In the listing below, find every line containing "volumen" and copy it out.

(Records contained in a dataset)
::::

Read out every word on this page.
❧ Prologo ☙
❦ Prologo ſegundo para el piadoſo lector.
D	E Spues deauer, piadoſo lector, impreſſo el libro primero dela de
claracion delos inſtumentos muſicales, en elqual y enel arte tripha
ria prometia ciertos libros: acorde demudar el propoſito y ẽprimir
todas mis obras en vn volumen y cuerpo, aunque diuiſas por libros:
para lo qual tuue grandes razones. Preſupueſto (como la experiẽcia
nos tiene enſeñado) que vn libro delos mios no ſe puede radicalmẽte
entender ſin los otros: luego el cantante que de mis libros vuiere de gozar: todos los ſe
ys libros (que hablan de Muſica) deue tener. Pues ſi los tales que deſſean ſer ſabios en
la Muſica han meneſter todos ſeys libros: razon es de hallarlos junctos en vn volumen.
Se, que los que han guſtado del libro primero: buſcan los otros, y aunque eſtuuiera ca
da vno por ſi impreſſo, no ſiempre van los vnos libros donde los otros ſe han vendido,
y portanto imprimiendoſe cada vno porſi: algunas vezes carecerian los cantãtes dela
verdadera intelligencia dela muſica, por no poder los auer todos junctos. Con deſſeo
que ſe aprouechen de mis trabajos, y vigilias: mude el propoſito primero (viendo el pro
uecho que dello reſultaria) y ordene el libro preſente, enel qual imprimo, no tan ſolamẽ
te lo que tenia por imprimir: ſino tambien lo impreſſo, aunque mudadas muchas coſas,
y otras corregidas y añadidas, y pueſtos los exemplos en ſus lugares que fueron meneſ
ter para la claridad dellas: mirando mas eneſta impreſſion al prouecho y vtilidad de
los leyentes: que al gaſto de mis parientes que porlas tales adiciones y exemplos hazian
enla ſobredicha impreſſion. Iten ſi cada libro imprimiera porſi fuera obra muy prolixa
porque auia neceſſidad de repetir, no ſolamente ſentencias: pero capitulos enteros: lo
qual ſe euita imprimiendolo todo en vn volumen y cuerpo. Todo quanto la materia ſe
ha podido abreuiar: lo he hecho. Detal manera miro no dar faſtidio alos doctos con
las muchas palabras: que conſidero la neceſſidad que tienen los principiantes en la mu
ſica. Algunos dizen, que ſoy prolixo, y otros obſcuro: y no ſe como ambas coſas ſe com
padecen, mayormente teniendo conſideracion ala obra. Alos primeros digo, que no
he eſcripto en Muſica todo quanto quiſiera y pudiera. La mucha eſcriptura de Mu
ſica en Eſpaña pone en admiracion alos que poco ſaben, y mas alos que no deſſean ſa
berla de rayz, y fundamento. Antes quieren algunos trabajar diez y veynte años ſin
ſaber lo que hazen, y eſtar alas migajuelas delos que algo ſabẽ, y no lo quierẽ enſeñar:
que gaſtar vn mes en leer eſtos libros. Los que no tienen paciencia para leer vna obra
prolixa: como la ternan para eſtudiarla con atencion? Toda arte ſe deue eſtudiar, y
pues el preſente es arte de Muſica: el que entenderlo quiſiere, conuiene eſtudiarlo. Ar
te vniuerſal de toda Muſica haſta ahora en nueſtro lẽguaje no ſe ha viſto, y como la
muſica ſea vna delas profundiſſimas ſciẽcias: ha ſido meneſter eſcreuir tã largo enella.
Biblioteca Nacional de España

::::

- _Exercise response_:
todas mis obras en vn volumen y cuerpo, aunque diuiſas por libros:
la Muſica han meneſter todos ſeys libros: razon es de hallarlos junctos en vn volumen.
qual ſe euita imprimiendolo todo en vn volumen y cuerpo. Todo quanto la materia ſe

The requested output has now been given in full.